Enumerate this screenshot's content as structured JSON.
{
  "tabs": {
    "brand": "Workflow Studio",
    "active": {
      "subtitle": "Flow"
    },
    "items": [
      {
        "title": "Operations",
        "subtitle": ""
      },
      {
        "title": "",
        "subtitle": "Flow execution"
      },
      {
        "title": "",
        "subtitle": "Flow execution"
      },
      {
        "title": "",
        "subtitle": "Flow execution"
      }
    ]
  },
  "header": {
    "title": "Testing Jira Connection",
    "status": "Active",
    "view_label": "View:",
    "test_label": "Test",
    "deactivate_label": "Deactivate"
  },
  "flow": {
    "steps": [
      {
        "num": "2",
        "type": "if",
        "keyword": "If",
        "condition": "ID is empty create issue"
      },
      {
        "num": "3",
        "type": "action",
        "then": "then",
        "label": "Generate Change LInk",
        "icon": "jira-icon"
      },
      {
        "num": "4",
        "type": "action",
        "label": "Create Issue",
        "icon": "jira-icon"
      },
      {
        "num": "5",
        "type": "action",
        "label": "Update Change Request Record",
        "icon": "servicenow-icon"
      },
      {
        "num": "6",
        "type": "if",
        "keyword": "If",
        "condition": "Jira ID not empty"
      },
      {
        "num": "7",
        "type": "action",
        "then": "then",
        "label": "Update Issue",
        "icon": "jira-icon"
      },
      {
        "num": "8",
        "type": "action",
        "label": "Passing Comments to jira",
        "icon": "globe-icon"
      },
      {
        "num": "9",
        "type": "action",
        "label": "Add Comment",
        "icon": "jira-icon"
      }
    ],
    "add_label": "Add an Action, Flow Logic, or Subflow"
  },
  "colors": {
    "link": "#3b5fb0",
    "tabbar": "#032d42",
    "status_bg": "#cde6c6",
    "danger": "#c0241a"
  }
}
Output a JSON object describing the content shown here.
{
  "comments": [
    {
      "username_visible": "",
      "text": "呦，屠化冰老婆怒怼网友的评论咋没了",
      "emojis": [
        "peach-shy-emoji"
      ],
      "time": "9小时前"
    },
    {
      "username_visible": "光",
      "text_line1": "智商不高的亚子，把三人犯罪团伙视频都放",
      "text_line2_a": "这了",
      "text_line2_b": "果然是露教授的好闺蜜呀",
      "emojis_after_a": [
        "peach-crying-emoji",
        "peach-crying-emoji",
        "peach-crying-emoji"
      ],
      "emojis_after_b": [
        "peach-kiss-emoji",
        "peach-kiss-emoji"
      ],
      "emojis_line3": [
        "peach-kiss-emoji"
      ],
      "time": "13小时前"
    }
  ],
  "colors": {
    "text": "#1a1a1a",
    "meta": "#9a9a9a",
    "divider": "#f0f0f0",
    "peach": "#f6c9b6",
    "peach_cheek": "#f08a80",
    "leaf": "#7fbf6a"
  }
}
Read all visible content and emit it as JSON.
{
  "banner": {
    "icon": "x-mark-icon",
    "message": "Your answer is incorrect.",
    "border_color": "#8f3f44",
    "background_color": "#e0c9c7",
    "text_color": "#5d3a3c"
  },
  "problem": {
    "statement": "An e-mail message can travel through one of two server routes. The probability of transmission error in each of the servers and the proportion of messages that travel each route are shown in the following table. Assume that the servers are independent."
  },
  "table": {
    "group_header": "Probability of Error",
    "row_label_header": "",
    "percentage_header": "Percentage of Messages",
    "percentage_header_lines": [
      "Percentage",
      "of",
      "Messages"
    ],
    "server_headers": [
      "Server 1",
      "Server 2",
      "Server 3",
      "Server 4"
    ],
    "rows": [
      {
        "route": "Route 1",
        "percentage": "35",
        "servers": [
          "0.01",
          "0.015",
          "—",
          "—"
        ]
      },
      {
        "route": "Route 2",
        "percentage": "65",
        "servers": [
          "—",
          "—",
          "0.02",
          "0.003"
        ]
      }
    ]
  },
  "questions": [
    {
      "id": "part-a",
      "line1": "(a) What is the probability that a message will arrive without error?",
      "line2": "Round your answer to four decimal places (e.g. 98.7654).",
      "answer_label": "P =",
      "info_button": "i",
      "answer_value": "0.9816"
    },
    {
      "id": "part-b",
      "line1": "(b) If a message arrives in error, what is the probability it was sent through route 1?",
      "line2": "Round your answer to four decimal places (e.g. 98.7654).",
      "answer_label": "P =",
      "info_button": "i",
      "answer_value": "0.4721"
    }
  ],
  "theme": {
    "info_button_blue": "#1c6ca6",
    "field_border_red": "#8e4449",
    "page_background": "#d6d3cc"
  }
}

------------------------------------------------

● **The problem**:
Extract all lines of the records above that include "condition".

● **Correct result**:
        "condition": "ID is empty create issue"
        "condition": "Jira ID not empty"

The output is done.